— OBJECTIVE —
From the entries below, list each line with "飞一般的感觉".

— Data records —
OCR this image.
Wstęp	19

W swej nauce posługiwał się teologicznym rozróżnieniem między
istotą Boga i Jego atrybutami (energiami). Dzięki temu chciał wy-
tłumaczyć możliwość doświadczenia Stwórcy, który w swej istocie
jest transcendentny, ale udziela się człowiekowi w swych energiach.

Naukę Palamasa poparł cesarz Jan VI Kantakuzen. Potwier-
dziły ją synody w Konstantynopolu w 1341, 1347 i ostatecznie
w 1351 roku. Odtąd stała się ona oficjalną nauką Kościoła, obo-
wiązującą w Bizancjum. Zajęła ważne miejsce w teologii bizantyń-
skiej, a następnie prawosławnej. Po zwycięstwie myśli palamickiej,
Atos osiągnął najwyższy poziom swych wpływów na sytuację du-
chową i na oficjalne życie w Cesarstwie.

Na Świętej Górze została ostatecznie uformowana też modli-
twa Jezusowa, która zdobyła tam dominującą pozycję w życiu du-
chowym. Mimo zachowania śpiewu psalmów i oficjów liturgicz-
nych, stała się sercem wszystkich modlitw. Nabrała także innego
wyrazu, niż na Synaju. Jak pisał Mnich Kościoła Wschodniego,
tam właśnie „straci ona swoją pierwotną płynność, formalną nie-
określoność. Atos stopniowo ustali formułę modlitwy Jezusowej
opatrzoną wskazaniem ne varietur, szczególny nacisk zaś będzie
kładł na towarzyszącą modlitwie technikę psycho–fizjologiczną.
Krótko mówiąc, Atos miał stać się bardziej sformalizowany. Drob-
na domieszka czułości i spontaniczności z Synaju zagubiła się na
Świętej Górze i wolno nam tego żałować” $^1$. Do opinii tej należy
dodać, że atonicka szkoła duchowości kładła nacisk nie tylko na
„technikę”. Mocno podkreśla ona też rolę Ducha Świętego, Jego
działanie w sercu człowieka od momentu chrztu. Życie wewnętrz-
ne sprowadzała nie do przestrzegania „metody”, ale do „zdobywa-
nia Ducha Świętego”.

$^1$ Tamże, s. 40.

* * *

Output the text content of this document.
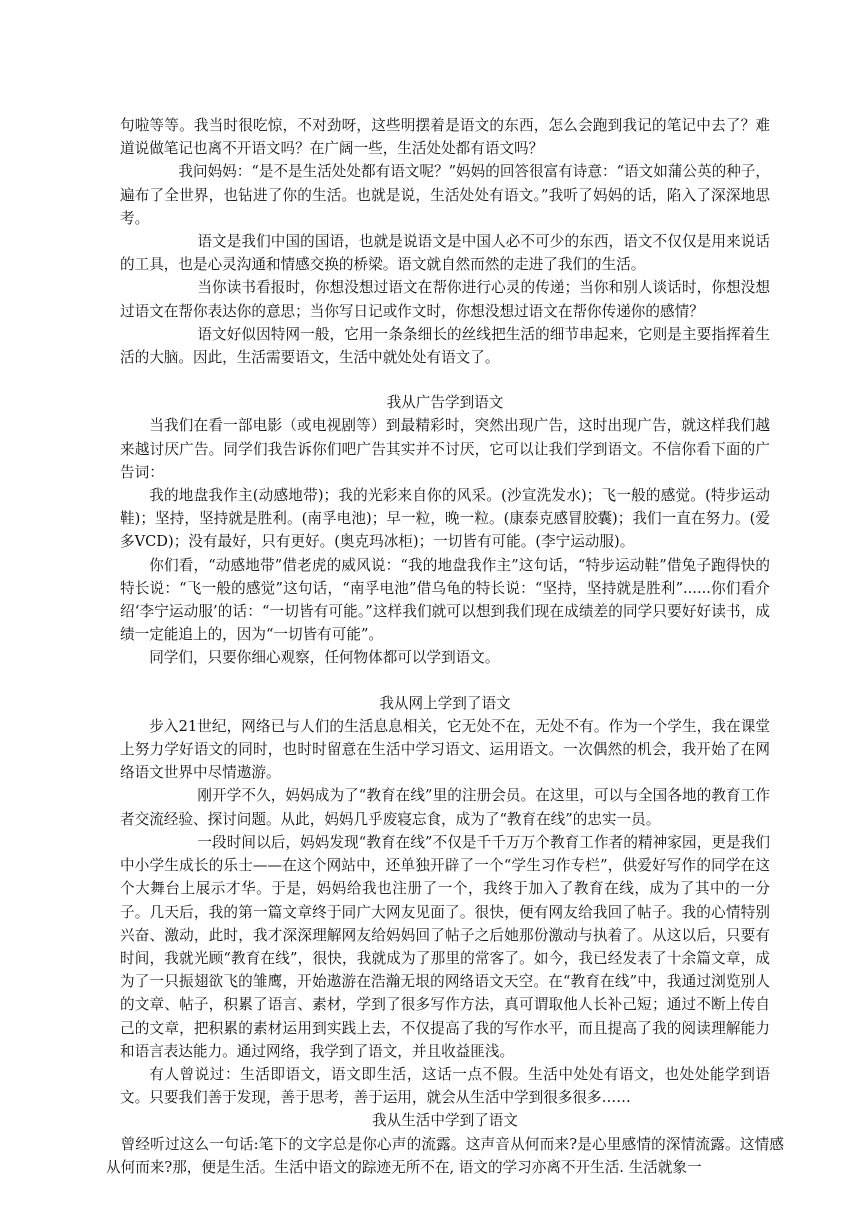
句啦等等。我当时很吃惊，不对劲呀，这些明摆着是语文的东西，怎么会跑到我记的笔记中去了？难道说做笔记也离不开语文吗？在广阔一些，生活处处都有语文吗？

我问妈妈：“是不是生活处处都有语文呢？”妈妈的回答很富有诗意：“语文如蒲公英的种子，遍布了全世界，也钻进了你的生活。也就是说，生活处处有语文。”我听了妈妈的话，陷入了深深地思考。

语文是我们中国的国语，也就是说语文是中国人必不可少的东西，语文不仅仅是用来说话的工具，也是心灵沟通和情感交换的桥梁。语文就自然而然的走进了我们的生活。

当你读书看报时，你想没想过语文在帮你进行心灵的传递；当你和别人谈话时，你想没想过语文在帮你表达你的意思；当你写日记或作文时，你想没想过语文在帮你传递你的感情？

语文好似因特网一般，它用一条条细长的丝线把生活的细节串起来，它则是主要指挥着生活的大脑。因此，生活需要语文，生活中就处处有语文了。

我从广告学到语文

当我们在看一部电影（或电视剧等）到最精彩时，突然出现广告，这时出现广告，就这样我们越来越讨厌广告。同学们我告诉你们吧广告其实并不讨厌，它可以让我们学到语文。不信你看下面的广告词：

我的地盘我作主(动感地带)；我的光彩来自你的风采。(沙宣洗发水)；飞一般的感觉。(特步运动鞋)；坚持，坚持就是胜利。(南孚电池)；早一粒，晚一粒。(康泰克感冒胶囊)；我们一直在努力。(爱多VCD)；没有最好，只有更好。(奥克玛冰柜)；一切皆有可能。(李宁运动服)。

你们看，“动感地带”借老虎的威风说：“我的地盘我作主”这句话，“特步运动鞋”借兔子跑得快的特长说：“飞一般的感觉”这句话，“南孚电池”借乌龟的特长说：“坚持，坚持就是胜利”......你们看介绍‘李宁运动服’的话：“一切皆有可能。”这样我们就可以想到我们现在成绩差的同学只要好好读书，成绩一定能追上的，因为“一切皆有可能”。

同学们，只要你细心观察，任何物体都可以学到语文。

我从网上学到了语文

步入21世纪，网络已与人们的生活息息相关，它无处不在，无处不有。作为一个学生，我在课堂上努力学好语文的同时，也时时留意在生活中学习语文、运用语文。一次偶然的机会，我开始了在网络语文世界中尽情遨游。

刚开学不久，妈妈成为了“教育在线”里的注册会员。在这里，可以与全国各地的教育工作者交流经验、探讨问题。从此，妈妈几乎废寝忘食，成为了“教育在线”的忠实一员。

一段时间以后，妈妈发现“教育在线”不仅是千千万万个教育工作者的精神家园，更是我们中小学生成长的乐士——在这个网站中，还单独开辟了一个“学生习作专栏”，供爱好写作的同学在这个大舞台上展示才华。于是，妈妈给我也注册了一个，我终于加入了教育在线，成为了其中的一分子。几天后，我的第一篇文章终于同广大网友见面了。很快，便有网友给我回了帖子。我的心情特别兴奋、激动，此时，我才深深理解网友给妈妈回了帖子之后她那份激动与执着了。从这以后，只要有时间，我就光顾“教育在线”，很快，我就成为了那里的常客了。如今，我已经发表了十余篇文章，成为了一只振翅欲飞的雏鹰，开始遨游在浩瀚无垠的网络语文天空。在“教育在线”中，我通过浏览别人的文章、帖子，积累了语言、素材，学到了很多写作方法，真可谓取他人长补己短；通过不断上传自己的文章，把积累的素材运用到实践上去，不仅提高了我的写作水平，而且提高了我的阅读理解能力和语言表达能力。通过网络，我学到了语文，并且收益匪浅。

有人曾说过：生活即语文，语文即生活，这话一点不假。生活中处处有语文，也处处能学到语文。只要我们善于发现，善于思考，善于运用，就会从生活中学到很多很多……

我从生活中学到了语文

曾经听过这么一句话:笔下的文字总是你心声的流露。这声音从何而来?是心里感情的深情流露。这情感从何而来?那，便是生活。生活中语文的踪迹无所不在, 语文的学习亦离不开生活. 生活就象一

---

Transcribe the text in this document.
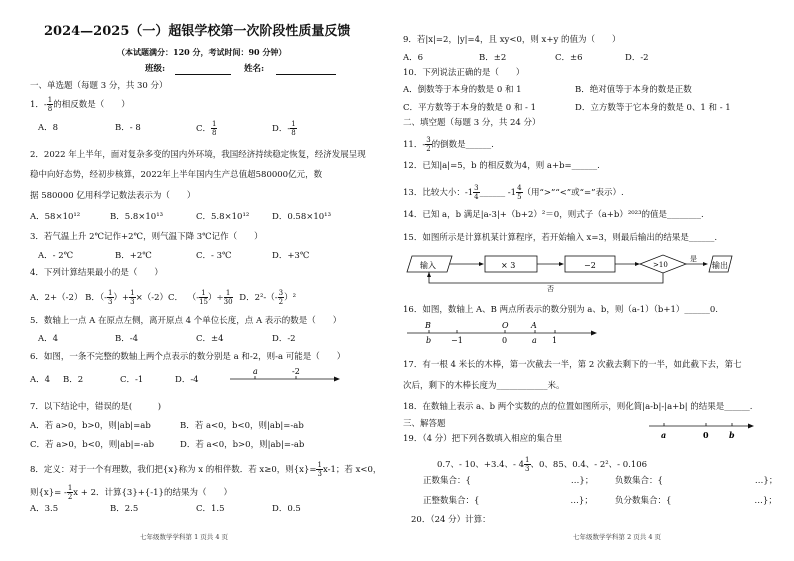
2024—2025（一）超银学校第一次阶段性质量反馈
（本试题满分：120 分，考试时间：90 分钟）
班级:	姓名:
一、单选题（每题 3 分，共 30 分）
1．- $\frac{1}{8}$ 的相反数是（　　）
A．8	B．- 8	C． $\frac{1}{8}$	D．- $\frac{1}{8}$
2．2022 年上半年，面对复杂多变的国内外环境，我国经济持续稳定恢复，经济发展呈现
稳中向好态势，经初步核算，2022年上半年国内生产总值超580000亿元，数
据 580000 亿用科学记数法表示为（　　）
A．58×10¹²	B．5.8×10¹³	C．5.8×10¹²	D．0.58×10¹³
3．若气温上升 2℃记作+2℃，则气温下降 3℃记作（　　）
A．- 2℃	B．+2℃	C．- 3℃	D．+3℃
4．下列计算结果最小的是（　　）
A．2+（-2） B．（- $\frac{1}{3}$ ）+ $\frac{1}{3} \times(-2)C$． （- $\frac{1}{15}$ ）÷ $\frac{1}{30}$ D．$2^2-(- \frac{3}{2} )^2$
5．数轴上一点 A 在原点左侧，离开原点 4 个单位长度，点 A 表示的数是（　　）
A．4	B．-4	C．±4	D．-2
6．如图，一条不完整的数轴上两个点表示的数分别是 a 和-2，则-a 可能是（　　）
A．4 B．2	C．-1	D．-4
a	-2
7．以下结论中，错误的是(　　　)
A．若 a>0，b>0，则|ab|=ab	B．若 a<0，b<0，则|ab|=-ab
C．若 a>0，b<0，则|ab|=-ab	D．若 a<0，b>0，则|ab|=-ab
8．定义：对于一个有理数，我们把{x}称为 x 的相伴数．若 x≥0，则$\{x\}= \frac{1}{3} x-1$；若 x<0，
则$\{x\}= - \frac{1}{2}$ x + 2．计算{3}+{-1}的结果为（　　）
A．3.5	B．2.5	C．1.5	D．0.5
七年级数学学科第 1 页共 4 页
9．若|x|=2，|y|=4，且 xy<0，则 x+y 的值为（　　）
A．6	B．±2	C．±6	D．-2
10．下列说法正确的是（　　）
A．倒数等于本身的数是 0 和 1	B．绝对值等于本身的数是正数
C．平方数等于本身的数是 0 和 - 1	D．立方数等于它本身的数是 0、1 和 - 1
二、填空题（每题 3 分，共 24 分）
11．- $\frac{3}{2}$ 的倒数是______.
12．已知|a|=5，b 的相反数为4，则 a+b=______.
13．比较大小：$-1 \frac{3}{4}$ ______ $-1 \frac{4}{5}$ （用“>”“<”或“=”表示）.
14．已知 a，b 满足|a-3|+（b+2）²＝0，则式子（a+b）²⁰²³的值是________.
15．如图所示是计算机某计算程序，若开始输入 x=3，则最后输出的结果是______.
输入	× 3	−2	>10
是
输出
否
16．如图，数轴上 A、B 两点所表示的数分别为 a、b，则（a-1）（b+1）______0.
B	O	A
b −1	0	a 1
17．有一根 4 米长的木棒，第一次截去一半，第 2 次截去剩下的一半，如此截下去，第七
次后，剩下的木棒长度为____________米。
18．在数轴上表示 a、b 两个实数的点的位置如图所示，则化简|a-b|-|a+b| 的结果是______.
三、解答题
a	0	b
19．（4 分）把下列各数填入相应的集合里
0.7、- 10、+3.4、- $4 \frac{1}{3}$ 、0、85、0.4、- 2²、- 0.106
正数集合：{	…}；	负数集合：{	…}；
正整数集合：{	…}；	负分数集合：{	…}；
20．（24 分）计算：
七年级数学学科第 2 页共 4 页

— RESPONSE BELOW —
我的地盘我作主(动感地带)；我的光彩来自你的风采。(沙宣洗发水)；飞一般的感觉。(特步运动鞋)；坚持，坚持就是胜利。(南孚电池)；早一粒，晚一粒。(康泰克感冒胶囊)；我们一直在努力。(爱多VCD)；没有最好，只有更好。(奥克玛冰柜)；一切皆有可能。(李宁运动服)。
你们看，“动感地带”借老虎的威风说：“我的地盘我作主”这句话，“特步运动鞋”借兔子跑得快的特长说：“飞一般的感觉”这句话，“南孚电池”借乌龟的特长说：“坚持，坚持就是胜利”......你们看介绍‘李宁运动服’的话：“一切皆有可能。”这样我们就可以想到我们现在成绩差的同学只要好好读书，成绩一定能追上的，因为“一切皆有可能”。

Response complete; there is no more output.